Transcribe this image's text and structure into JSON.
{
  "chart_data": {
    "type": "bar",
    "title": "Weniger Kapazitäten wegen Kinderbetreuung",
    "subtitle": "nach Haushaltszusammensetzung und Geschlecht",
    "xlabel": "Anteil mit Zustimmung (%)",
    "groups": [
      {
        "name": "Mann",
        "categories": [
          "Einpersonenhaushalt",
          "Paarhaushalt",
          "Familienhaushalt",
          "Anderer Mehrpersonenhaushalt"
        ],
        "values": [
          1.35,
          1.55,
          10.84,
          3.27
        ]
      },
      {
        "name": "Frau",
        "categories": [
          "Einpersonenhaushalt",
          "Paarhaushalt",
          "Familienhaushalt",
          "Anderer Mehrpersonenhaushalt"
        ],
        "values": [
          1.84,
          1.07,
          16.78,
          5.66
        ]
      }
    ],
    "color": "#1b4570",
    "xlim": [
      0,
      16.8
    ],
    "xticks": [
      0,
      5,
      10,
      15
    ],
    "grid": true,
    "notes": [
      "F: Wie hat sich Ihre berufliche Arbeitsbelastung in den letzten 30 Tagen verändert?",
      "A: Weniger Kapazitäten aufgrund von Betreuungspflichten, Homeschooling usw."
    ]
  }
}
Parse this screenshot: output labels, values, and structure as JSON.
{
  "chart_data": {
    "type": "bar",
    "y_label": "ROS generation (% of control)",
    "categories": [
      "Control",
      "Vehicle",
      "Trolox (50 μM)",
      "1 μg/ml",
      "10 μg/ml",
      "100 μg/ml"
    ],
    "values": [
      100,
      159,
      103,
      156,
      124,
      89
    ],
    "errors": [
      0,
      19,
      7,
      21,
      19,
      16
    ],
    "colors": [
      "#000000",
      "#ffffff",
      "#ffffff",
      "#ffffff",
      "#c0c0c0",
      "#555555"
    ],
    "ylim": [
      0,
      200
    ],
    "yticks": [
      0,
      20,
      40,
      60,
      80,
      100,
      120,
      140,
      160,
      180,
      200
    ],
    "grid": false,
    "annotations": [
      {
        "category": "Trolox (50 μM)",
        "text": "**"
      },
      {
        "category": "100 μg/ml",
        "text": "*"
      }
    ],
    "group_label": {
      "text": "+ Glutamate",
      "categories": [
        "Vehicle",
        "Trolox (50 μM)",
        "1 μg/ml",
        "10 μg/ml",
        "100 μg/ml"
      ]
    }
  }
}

==

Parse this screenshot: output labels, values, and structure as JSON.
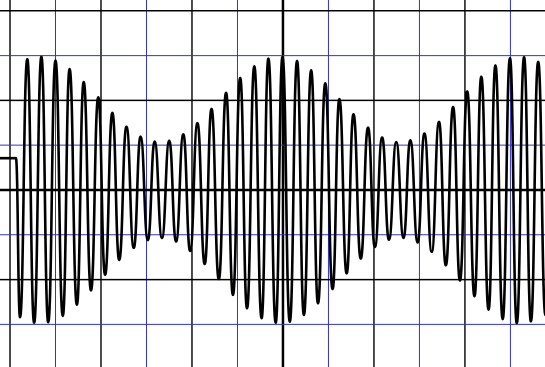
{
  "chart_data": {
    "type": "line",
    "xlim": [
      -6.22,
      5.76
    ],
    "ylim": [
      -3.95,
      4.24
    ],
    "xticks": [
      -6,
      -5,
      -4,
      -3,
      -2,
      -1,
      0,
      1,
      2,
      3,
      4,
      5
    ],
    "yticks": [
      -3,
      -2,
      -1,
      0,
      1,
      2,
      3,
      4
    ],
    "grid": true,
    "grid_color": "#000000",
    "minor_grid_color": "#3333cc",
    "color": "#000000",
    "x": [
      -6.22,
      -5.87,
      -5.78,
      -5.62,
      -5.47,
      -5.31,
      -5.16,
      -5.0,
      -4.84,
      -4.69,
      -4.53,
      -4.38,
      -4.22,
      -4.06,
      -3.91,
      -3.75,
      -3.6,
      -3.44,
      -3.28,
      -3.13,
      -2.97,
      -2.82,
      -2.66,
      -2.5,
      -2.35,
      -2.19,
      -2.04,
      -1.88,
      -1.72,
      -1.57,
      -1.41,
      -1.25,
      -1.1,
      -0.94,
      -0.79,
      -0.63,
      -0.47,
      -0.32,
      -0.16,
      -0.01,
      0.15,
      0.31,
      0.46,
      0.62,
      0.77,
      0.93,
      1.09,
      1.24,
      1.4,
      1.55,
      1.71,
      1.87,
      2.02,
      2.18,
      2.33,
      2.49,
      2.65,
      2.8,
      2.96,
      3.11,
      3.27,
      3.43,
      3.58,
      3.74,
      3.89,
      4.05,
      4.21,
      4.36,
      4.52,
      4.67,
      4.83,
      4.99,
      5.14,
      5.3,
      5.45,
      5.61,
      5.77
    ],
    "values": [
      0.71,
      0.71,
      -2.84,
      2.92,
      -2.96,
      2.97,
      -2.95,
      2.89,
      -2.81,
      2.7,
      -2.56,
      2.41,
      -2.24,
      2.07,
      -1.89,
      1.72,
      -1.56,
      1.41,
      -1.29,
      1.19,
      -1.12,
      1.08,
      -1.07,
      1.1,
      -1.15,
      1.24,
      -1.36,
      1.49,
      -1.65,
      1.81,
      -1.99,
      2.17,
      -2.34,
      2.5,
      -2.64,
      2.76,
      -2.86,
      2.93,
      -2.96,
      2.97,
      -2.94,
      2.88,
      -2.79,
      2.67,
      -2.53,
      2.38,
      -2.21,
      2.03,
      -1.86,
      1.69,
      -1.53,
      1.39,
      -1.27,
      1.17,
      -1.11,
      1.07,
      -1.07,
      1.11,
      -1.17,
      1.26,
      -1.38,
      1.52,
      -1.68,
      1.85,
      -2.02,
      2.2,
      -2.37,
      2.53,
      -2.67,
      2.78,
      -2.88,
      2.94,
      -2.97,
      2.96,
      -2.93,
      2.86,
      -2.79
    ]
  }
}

- The problem:
Gather every line from the listing above in which the word "Kapazitäten" appears.

- Exercise solution:
    "title": "Weniger Kapazitäten wegen Kinderbetreuung",
      "A: Weniger Kapazitäten aufgrund von Betreuungspflichten, Homeschooling usw."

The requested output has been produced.